DIRECTIVE: Return the whole listing, line for line, without the pictures in it.

++++++++++

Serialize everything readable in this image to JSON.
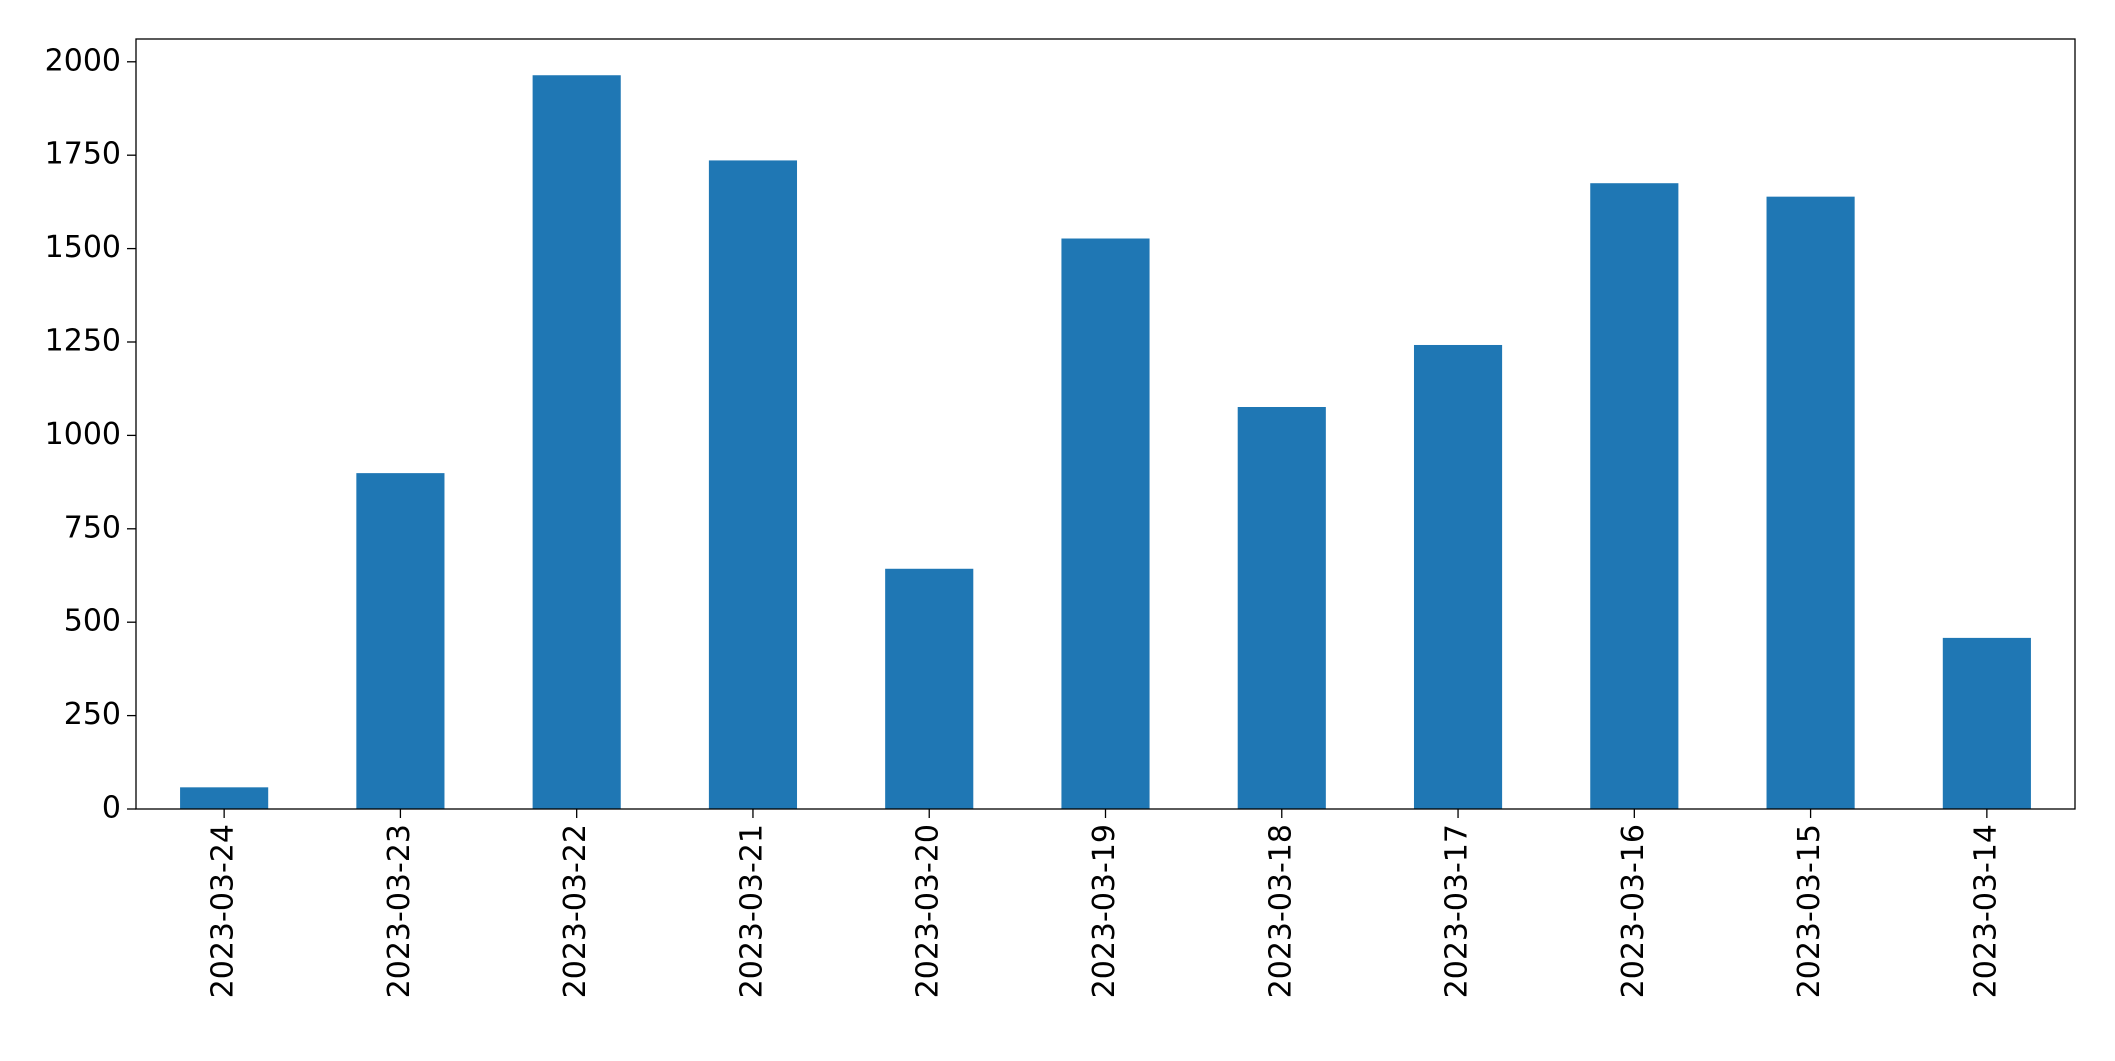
{
  "chart_data": {
    "type": "bar",
    "categories": [
      "2023-03-24",
      "2023-03-23",
      "2023-03-22",
      "2023-03-21",
      "2023-03-20",
      "2023-03-19",
      "2023-03-18",
      "2023-03-17",
      "2023-03-16",
      "2023-03-15",
      "2023-03-14"
    ],
    "values": [
      58,
      899,
      1964,
      1736,
      643,
      1527,
      1076,
      1242,
      1675,
      1639,
      458
    ],
    "color": "#1f77b4",
    "ylim": [
      0,
      2061
    ],
    "yticks": [
      0,
      250,
      500,
      750,
      1000,
      1250,
      1500,
      1750,
      2000
    ],
    "grid": false
  }
}
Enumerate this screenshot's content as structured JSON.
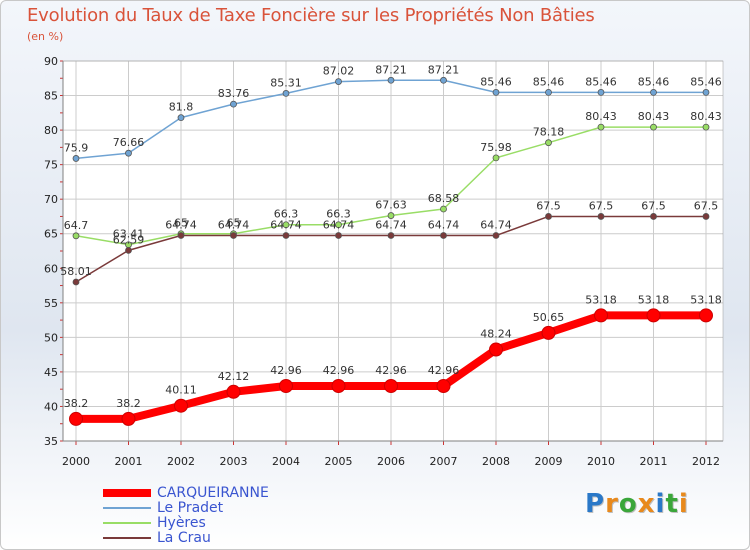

++++++++++

COMPLETE ANSWER:
Serialize everything readable in this image to JSON.
{
  "chart_data": {
    "type": "bar",
    "categories": [
      "2023-03-24",
      "2023-03-23",
      "2023-03-22",
      "2023-03-21",
      "2023-03-20",
      "2023-03-19",
      "2023-03-18",
      "2023-03-17",
      "2023-03-16",
      "2023-03-15",
      "2023-03-14"
    ],
    "values": [
      58,
      899,
      1964,
      1736,
      643,
      1527,
      1076,
      1242,
      1675,
      1639,
      458
    ],
    "color": "#1f77b4",
    "ylim": [
      0,
      2061
    ],
    "yticks": [
      0,
      250,
      500,
      750,
      1000,
      1250,
      1500,
      1750,
      2000
    ],
    "grid": false
  }
}
Enumerate this screenshot's content as structured JSON.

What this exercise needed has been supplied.